## ENTRIES SUPPLIED
════

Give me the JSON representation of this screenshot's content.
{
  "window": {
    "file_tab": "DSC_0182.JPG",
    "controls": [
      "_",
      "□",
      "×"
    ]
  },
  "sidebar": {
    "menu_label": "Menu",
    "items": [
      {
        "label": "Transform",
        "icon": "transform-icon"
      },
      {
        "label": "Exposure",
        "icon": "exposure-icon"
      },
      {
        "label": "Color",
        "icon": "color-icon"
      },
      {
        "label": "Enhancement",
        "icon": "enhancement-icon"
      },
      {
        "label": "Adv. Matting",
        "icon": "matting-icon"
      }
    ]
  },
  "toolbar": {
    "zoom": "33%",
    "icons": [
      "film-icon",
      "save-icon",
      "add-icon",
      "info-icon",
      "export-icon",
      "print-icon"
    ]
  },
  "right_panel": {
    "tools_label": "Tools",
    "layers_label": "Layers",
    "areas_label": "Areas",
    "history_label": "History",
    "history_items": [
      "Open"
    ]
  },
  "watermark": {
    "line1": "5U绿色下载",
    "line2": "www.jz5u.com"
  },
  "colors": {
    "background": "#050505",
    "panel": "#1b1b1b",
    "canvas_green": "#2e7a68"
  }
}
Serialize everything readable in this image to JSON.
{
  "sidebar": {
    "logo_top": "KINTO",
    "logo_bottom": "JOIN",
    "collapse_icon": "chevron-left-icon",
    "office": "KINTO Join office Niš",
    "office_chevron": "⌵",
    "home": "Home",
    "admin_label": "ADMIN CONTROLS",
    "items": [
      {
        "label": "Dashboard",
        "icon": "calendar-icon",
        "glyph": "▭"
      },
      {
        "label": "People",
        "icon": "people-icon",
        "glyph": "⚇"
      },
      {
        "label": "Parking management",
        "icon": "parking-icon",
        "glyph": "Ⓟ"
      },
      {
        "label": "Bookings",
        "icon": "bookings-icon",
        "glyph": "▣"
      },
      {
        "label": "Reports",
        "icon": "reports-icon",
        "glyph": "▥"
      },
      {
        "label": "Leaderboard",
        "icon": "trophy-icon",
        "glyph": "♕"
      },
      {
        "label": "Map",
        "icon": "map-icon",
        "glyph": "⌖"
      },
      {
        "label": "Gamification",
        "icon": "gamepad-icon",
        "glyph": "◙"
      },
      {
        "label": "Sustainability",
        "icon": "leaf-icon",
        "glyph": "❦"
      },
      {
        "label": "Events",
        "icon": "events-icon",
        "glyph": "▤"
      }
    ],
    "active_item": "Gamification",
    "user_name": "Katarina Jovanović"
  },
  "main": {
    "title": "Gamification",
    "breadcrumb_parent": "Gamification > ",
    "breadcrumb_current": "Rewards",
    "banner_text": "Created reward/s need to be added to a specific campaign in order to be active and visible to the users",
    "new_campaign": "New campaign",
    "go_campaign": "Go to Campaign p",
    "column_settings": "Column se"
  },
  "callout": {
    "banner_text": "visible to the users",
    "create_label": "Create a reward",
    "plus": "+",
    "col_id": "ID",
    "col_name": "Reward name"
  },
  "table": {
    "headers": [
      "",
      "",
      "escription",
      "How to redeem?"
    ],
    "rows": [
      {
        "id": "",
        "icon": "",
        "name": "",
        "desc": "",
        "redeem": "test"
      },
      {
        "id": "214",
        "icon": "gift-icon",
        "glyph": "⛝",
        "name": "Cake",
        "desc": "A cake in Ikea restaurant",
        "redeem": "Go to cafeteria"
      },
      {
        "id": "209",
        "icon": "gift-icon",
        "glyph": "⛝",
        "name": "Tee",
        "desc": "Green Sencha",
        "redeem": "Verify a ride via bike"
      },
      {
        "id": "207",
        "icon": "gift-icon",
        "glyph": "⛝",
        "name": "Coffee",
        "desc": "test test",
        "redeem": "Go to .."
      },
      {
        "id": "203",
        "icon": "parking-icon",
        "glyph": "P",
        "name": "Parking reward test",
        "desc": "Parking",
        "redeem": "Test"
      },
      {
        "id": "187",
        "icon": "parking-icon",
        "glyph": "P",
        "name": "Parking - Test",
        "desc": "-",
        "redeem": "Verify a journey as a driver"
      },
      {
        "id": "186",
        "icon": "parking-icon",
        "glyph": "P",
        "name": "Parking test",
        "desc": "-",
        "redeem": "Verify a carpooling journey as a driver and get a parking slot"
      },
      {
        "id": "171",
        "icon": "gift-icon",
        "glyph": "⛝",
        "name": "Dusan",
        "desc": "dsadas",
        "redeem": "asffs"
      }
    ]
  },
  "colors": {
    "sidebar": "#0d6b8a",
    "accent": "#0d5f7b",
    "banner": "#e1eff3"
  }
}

════

## INSTRUCTIONS TO FOLLOW
Copy each line of the entries that includes the word "driver".

## RESPONSE
        "redeem": "Verify a journey as a driver"
        "redeem": "Verify a carpooling journey as a driver and get a parking slot"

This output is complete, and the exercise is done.